**WHAT YOU WILL DO**
In the entries that follow, how many lines hold the string "Vinegar"? Give only that number.

(Records)
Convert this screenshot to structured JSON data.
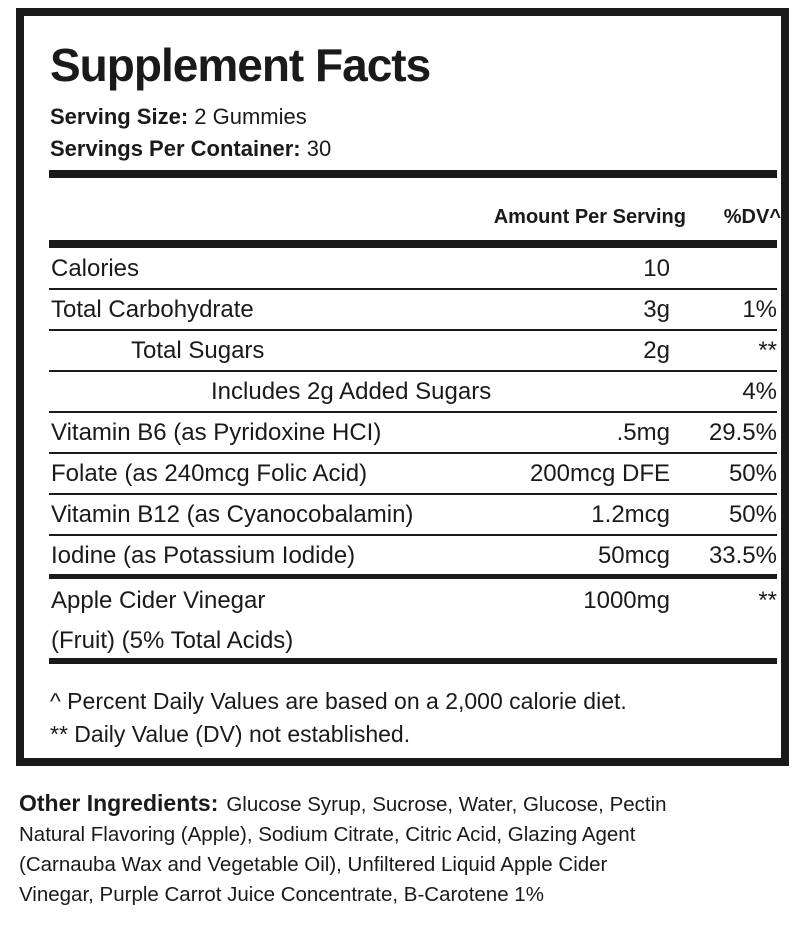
{
  "title": "Supplement Facts",
  "serving_size": {
    "label": "Serving Size:",
    "value": "2 Gummies"
  },
  "servings_per_container": {
    "label": "Servings Per Container:",
    "value": "30"
  },
  "header": {
    "amount": "Amount Per Serving",
    "dv": "%DV^"
  },
  "rows": [
    {
      "name": "Calories",
      "amount": "10",
      "dv": ""
    },
    {
      "name": "Total Carbohydrate",
      "amount": "3g",
      "dv": "1%"
    },
    {
      "name": "Total Sugars",
      "amount": "2g",
      "dv": "**"
    },
    {
      "name": "Includes 2g Added Sugars",
      "amount": "",
      "dv": "4%"
    },
    {
      "name": "Vitamin B6 (as Pyridoxine HCI)",
      "amount": ".5mg",
      "dv": "29.5%"
    },
    {
      "name": "Folate (as 240mcg Folic Acid)",
      "amount": "200mcg DFE",
      "dv": "50%"
    },
    {
      "name": "Vitamin B12 (as Cyanocobalamin)",
      "amount": "1.2mcg",
      "dv": "50%"
    },
    {
      "name": "Iodine (as Potassium Iodide)",
      "amount": "50mcg",
      "dv": "33.5%"
    }
  ],
  "acv": {
    "name_line1": "Apple Cider Vinegar",
    "name_line2": "(Fruit) (5% Total Acids)",
    "amount": "1000mg",
    "dv": "**"
  },
  "footnotes": [
    "^ Percent Daily Values are based on a 2,000 calorie diet.",
    "** Daily Value (DV) not established."
  ],
  "other_ingredients": {
    "label": "Other Ingredients:",
    "lines": [
      "Glucose Syrup, Sucrose, Water, Glucose, Pectin",
      "Natural Flavoring (Apple), Sodium Citrate, Citric Acid, Glazing Agent",
      "(Carnauba Wax and Vegetable Oil), Unfiltered Liquid Apple Cider",
      "Vinegar, Purple Carrot Juice Concentrate, B-Carotene 1%"
    ]
  }
}
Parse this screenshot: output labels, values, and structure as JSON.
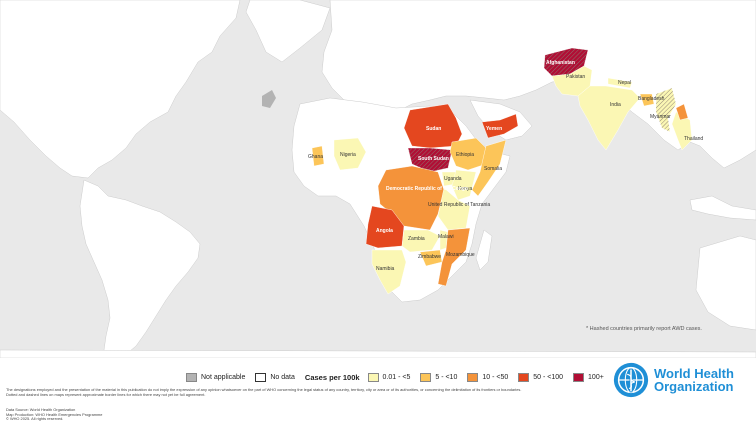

**THE ANSWER**
2